→ **REQUIREMENTS**
Type out the records that follow, exactly as given.
-- Start INFORMATION SUPPLIED --
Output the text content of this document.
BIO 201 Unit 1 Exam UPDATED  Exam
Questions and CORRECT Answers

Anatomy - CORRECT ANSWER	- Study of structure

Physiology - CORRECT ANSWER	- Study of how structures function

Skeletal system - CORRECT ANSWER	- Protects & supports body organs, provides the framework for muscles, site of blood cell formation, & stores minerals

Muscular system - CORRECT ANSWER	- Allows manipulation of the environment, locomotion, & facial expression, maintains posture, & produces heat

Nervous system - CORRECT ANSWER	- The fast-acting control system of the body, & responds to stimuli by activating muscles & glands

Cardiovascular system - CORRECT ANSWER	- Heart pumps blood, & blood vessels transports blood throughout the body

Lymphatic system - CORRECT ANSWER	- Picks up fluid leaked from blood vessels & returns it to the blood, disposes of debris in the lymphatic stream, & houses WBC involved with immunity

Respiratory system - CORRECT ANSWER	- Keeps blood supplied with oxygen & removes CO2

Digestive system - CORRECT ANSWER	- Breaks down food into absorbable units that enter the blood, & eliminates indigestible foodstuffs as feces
-- End INFORMATION SUPPLIED --
→ **REPLY TO THE TASK**
Output the text content of this document.
BIO 201 Unit 1 Exam UPDATED  Exam
Questions and CORRECT Answers

Anatomy - CORRECT ANSWER	- Study of structure

Physiology - CORRECT ANSWER	- Study of how structures function

Skeletal system - CORRECT ANSWER	- Protects & supports body organs, provides the framework for muscles, site of blood cell formation, & stores minerals

Muscular system - CORRECT ANSWER	- Allows manipulation of the environment, locomotion, & facial expression, maintains posture, & produces heat

Nervous system - CORRECT ANSWER	- The fast-acting control system of the body, & responds to stimuli by activating muscles & glands

Cardiovascular system - CORRECT ANSWER	- Heart pumps blood, & blood vessels transports blood throughout the body

Lymphatic system - CORRECT ANSWER	- Picks up fluid leaked from blood vessels & returns it to the blood, disposes of debris in the lymphatic stream, & houses WBC involved with immunity

Respiratory system - CORRECT ANSWER	- Keeps blood supplied with oxygen & removes CO2

Digestive system - CORRECT ANSWER	- Breaks down food into absorbable units that enter the blood, & eliminates indigestible foodstuffs as feces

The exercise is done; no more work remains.